*PROBLEM DESCRIPTION*: Could you write out the records below exactly as they appear, leaving out any pictures?
-- START OF INPUT FOR THIS TASK --
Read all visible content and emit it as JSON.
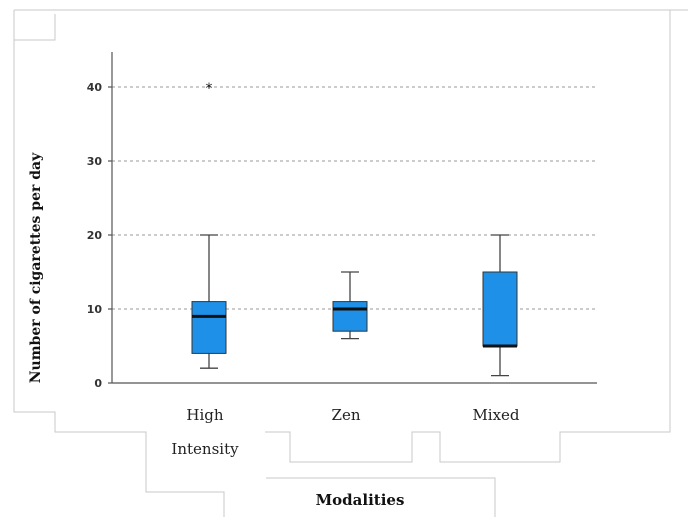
{
  "chart_data": {
    "type": "box",
    "ylabel": "Number of cigarettes per day",
    "xlabel": "Modalities",
    "ylim": [
      0,
      45
    ],
    "yticks": [
      0,
      10,
      20,
      30,
      40
    ],
    "grid": "horizontal-dashed",
    "box_color": "#1e90e8",
    "categories": [
      {
        "label_lines": [
          "High",
          "Intensity"
        ],
        "min": 2,
        "q1": 4,
        "median": 9,
        "q3": 11,
        "max": 20,
        "outliers": [
          40
        ]
      },
      {
        "label_lines": [
          "Zen"
        ],
        "min": 6,
        "q1": 7,
        "median": 10,
        "q3": 11,
        "max": 15,
        "outliers": []
      },
      {
        "label_lines": [
          "Mixed"
        ],
        "min": 1,
        "q1": 5,
        "median": 5,
        "q3": 15,
        "max": 20,
        "outliers": []
      }
    ]
  }
}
-- END OF INPUT FOR THIS TASK --
*EXPECTED ANSWER*:
Read all visible content and emit it as JSON.
{
  "chart_data": {
    "type": "box",
    "ylabel": "Number of cigarettes per day",
    "xlabel": "Modalities",
    "ylim": [
      0,
      45
    ],
    "yticks": [
      0,
      10,
      20,
      30,
      40
    ],
    "grid": "horizontal-dashed",
    "box_color": "#1e90e8",
    "categories": [
      {
        "label_lines": [
          "High",
          "Intensity"
        ],
        "min": 2,
        "q1": 4,
        "median": 9,
        "q3": 11,
        "max": 20,
        "outliers": [
          40
        ]
      },
      {
        "label_lines": [
          "Zen"
        ],
        "min": 6,
        "q1": 7,
        "median": 10,
        "q3": 11,
        "max": 15,
        "outliers": []
      },
      {
        "label_lines": [
          "Mixed"
        ],
        "min": 1,
        "q1": 5,
        "median": 5,
        "q3": 15,
        "max": 20,
        "outliers": []
      }
    ]
  }
}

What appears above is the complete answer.